#### The input ####

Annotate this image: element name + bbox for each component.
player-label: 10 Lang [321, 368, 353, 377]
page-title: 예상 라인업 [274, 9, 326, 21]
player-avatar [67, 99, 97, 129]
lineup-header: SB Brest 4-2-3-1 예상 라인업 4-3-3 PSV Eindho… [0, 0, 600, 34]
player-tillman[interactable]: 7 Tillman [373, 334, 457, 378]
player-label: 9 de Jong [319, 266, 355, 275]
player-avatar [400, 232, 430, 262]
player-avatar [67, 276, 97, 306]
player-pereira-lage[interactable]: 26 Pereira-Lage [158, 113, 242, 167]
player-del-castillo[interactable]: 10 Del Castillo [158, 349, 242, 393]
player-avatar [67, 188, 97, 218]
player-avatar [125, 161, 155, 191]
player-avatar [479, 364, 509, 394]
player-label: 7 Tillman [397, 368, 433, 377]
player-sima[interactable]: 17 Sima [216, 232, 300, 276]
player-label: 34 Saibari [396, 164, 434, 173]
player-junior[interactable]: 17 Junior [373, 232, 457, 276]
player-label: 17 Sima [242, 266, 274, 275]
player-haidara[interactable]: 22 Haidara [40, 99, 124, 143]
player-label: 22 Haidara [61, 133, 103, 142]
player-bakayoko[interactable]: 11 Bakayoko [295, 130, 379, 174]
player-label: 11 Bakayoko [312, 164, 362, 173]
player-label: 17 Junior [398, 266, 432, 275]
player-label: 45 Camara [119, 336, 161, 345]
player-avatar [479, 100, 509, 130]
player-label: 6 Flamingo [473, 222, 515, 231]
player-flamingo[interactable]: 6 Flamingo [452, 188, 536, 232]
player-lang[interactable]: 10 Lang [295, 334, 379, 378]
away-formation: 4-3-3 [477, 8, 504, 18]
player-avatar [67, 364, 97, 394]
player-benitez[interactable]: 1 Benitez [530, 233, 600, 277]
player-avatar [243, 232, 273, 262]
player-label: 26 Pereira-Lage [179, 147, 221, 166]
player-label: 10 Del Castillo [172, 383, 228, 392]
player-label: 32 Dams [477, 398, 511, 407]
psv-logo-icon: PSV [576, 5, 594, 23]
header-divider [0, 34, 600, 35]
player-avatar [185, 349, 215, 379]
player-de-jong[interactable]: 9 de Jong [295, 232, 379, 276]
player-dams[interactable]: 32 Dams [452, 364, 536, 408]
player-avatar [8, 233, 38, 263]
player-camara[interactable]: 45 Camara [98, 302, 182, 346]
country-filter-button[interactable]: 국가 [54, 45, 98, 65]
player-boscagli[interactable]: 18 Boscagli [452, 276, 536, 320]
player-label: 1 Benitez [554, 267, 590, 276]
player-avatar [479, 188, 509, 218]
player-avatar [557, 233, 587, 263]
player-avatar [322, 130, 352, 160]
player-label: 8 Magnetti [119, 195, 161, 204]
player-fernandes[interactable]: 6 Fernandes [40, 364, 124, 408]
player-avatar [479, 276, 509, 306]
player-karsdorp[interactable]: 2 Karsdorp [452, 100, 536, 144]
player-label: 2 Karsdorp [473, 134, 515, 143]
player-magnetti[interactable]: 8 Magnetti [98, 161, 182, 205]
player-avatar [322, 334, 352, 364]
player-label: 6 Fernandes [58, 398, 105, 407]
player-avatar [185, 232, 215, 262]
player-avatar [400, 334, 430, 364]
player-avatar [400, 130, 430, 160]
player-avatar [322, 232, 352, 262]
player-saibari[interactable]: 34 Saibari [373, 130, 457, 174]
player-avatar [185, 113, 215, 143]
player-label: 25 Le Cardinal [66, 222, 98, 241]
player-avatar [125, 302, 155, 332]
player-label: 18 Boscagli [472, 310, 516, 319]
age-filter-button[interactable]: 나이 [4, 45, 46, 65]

####

:: The problem ::
Convert the lines above into a two-column Markdown table headed Row and Line, giving each line its own numbered row and leaving out any blank lines.

:: Task answer ::
| Row | Line |
|---|---|
| 1 | Annotate this image: element name + bbox for each component. |
| 2 | player-label: 10 Lang [321, 368, 353, 377] |
| 3 | page-title: 예상 라인업 [274, 9, 326, 21] |
| 4 | player-avatar [67, 99, 97, 129] |
| 5 | lineup-header: SB Brest 4-2-3-1 예상 라인업 4-3-3 PSV Eindho… [0, 0, 600, 34] |
| 6 | player-tillman[interactable]: 7 Tillman [373, 334, 457, 378] |
| 7 | player-label: 9 de Jong [319, 266, 355, 275] |
| 8 | player-avatar [400, 232, 430, 262] |
| 9 | player-avatar [67, 276, 97, 306] |
| 10 | player-pereira-lage[interactable]: 26 Pereira-Lage [158, 113, 242, 167] |
| 11 | player-del-castillo[interactable]: 10 Del Castillo [158, 349, 242, 393] |
| 12 | player-avatar [67, 188, 97, 218] |
| 13 | player-avatar [125, 161, 155, 191] |
| 14 | player-avatar [479, 364, 509, 394] |
| 15 | player-label: 7 Tillman [397, 368, 433, 377] |
| 16 | player-sima[interactable]: 17 Sima [216, 232, 300, 276] |
| 17 | player-label: 34 Saibari [396, 164, 434, 173] |
| 18 | player-junior[interactable]: 17 Junior [373, 232, 457, 276] |
| 19 | player-label: 17 Sima [242, 266, 274, 275] |
| 20 | player-haidara[interactable]: 22 Haidara [40, 99, 124, 143] |
| 21 | player-label: 22 Haidara [61, 133, 103, 142] |
| 22 | player-bakayoko[interactable]: 11 Bakayoko [295, 130, 379, 174] |
| 23 | player-label: 11 Bakayoko [312, 164, 362, 173] |
| 24 | player-label: 17 Junior [398, 266, 432, 275] |
| 25 | player-label: 45 Camara [119, 336, 161, 345] |
| 26 | player-avatar [479, 100, 509, 130] |
| 27 | player-label: 6 Flamingo [473, 222, 515, 231] |
| 28 | player-flamingo[interactable]: 6 Flamingo [452, 188, 536, 232] |
| 29 | player-lang[interactable]: 10 Lang [295, 334, 379, 378] |
| 30 | away-formation: 4-3-3 [477, 8, 504, 18] |
| 31 | player-avatar [67, 364, 97, 394] |
| 32 | player-benitez[interactable]: 1 Benitez [530, 233, 600, 277] |
| 33 | player-avatar [243, 232, 273, 262] |
| 34 | player-label: 26 Pereira-Lage [179, 147, 221, 166] |
| 35 | player-label: 10 Del Castillo [172, 383, 228, 392] |
| 36 | player-label: 32 Dams [477, 398, 511, 407] |
| 37 | psv-logo-icon: PSV [576, 5, 594, 23] |
| 38 | header-divider [0, 34, 600, 35] |
| 39 | player-avatar [185, 349, 215, 379] |
| 40 | player-de-jong[interactable]: 9 de Jong [295, 232, 379, 276] |
| 41 | player-dams[interactable]: 32 Dams [452, 364, 536, 408] |
| 42 | player-avatar [8, 233, 38, 263] |
| 43 | player-camara[interactable]: 45 Camara [98, 302, 182, 346] |
| 44 | country-filter-button[interactable]: 국가 [54, 45, 98, 65] |
| 45 | player-boscagli[interactable]: 18 Boscagli [452, 276, 536, 320] |
| 46 | player-label: 1 Benitez [554, 267, 590, 276] |
| 47 | player-avatar [479, 188, 509, 218] |
| 48 | player-avatar [557, 233, 587, 263] |
| 49 | player-avatar [322, 130, 352, 160] |
| 50 | player-label: 8 Magnetti [119, 195, 161, 204] |
| 51 | player-fernandes[interactable]: 6 Fernandes [40, 364, 124, 408] |
| 52 | player-avatar [479, 276, 509, 306] |
| 53 | player-karsdorp[interactable]: 2 Karsdorp [452, 100, 536, 144] |
| 54 | player-label: 2 Karsdorp [473, 134, 515, 143] |
| 55 | player-magnetti[interactable]: 8 Magnetti [98, 161, 182, 205] |
| 56 | player-avatar [322, 334, 352, 364] |
| 57 | player-label: 6 Fernandes [58, 398, 105, 407] |
| 58 | player-avatar [185, 232, 215, 262] |
| 59 | player-avatar [400, 334, 430, 364] |
| 60 | player-avatar [400, 130, 430, 160] |
| 61 | player-avatar [322, 232, 352, 262] |
| 62 | player-saibari[interactable]: 34 Saibari [373, 130, 457, 174] |
| 63 | player-avatar [185, 113, 215, 143] |
| 64 | player-label: 25 Le Cardinal [66, 222, 98, 241] |
| 65 | player-avatar [125, 302, 155, 332] |
| 66 | player-label: 18 Boscagli [472, 310, 516, 319] |
| 67 | age-filter-button[interactable]: 나이 [4, 45, 46, 65] |